Gather up every line from the entries below that uses the word "JSON".

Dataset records
■ ■ ■ ■ ■ ■ ■

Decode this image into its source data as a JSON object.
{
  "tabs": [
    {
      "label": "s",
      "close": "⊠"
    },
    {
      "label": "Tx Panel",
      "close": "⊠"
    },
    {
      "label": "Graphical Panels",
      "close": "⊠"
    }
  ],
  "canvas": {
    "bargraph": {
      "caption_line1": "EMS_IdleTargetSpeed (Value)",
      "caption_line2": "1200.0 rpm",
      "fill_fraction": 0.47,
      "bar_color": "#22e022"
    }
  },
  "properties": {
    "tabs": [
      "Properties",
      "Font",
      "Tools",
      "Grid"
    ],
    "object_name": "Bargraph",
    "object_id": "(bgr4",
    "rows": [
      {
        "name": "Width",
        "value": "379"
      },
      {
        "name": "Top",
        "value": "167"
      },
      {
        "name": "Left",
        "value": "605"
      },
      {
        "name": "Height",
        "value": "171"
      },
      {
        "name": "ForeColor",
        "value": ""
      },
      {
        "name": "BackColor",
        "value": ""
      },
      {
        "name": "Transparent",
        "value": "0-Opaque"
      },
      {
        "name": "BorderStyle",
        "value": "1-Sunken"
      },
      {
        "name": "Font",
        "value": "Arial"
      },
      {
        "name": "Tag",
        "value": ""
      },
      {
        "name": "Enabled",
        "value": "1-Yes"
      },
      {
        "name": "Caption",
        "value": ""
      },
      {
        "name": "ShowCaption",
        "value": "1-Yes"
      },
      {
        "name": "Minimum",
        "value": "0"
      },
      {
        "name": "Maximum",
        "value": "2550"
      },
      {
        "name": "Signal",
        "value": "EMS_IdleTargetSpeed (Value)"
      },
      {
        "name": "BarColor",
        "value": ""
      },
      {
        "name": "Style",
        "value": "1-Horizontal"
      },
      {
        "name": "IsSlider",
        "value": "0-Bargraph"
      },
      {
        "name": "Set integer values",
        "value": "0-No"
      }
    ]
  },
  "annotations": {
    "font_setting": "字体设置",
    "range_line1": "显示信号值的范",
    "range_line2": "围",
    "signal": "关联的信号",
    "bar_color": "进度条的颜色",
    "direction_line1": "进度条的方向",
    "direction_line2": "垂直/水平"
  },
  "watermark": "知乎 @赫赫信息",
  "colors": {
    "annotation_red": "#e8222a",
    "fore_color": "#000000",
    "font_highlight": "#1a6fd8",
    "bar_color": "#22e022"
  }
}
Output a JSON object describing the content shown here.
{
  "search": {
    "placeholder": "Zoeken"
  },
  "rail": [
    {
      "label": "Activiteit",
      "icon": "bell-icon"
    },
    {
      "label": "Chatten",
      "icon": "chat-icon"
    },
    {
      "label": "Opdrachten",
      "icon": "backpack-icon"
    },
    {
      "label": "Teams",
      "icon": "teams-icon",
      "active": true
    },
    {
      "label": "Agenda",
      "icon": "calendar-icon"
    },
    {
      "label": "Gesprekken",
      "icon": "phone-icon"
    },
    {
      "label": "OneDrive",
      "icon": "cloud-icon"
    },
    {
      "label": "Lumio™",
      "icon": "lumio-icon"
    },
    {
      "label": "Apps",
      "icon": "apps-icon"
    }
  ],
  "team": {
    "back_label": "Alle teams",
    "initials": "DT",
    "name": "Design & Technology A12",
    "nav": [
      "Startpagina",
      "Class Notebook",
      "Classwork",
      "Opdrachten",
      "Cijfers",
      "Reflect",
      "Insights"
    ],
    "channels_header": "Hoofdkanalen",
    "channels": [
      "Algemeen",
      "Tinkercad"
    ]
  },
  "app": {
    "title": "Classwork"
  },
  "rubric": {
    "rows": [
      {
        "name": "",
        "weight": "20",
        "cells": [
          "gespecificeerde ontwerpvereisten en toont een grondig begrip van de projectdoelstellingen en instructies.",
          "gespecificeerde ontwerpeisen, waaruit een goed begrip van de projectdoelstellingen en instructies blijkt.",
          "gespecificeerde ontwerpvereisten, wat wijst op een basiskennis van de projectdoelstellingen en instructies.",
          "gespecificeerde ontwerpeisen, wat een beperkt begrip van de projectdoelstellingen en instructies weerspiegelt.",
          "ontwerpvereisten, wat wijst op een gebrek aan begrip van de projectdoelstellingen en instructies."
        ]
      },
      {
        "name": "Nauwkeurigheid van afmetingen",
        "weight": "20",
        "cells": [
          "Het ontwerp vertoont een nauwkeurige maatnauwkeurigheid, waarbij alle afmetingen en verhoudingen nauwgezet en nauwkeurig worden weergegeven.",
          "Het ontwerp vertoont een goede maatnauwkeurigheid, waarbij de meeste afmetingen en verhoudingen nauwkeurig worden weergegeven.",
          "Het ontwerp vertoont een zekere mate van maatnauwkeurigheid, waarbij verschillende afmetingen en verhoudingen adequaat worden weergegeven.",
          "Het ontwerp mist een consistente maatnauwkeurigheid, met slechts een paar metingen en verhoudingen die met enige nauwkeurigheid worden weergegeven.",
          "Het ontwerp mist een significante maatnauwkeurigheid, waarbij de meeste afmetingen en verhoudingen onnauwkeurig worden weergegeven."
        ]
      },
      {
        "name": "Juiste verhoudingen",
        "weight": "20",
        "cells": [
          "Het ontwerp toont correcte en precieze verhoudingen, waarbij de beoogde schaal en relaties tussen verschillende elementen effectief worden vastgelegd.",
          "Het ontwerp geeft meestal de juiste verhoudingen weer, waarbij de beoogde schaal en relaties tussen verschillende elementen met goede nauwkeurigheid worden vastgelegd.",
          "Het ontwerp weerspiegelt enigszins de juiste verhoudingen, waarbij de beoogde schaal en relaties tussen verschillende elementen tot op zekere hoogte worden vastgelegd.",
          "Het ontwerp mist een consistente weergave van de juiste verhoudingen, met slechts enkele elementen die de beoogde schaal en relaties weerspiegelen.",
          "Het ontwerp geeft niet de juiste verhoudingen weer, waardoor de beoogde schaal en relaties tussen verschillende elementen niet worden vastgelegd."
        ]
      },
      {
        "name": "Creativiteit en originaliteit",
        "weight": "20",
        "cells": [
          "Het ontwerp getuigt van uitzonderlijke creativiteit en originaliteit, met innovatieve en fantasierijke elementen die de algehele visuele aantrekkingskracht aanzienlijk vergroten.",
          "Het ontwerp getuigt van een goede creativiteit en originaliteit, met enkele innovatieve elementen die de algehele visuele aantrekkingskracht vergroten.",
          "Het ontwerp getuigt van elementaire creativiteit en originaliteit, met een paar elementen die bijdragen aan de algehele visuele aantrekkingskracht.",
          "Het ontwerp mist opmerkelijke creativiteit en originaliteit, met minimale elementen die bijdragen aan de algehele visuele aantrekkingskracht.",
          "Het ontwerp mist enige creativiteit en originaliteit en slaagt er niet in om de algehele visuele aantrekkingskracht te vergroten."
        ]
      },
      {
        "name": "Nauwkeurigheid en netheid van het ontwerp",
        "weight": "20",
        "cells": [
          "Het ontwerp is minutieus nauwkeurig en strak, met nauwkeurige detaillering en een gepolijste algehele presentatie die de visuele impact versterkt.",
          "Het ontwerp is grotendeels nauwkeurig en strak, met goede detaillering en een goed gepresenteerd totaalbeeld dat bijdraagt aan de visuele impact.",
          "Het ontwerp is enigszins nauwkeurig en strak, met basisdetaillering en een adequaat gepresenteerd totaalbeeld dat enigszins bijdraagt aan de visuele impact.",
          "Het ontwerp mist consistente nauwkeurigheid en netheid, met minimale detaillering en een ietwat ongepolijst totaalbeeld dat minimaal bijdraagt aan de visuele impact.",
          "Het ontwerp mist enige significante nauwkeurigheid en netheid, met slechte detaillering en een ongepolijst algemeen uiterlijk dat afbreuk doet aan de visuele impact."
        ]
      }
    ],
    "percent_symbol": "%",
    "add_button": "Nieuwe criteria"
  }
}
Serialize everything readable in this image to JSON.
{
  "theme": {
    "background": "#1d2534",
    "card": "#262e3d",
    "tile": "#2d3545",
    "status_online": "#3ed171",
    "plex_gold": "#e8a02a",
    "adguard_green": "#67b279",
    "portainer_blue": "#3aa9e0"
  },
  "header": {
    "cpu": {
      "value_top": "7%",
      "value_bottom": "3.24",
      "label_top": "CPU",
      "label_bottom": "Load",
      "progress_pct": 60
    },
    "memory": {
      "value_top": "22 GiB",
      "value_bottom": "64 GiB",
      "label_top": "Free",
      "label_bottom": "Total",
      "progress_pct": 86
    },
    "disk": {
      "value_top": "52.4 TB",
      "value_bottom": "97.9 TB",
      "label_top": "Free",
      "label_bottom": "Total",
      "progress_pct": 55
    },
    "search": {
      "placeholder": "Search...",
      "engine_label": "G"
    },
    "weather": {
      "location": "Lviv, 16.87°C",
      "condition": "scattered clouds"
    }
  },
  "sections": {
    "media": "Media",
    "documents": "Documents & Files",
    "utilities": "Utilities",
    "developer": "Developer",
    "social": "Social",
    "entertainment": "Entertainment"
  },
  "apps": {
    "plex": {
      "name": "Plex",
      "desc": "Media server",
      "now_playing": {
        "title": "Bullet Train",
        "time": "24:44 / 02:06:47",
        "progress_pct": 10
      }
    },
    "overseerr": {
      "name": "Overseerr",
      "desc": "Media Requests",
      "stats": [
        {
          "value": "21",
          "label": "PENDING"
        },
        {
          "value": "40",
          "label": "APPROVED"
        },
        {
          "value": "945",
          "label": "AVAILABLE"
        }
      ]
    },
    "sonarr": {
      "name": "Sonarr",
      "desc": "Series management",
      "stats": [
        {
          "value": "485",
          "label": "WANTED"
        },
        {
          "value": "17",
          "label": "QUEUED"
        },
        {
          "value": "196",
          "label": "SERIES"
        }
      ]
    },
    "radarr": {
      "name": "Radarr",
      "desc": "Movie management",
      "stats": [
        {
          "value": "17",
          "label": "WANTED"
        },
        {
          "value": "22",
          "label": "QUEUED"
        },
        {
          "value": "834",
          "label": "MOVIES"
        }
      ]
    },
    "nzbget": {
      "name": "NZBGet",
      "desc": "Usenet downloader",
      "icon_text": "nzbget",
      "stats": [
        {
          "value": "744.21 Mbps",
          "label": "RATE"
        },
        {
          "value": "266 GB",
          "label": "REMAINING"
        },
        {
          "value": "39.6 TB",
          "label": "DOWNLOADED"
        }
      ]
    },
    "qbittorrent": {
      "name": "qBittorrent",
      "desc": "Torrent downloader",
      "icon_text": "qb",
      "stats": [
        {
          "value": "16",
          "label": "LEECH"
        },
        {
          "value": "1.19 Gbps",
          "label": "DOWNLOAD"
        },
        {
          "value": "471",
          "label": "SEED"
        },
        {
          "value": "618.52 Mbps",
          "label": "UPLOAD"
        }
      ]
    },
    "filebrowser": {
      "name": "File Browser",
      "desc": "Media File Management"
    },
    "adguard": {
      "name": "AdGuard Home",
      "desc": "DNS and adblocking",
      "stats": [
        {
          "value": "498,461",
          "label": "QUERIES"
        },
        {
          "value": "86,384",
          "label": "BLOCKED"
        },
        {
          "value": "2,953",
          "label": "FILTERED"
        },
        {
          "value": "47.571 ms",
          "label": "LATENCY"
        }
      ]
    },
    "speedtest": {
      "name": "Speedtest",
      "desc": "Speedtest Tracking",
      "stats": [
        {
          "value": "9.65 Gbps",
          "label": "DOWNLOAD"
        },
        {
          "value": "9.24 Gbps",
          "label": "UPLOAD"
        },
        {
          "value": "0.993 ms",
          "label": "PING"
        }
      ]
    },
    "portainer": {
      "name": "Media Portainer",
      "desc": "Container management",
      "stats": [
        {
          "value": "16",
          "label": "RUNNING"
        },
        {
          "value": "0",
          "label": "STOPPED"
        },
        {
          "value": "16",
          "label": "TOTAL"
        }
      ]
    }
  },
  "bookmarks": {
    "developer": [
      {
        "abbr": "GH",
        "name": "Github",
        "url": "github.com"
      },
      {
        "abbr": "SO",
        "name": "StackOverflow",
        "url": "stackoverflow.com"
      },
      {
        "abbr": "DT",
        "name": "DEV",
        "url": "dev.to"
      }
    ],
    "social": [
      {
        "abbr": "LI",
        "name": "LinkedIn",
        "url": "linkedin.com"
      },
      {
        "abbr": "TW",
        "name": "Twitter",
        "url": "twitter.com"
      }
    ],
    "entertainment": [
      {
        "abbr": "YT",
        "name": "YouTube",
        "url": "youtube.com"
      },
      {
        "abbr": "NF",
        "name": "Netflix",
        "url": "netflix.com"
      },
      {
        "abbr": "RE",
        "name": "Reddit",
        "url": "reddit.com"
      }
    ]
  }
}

■ ■ ■ ■ ■ ■ ■

The output ▸
Decode this image into its source data as a JSON object.
Output a JSON object describing the content shown here.
Serialize everything readable in this image to JSON.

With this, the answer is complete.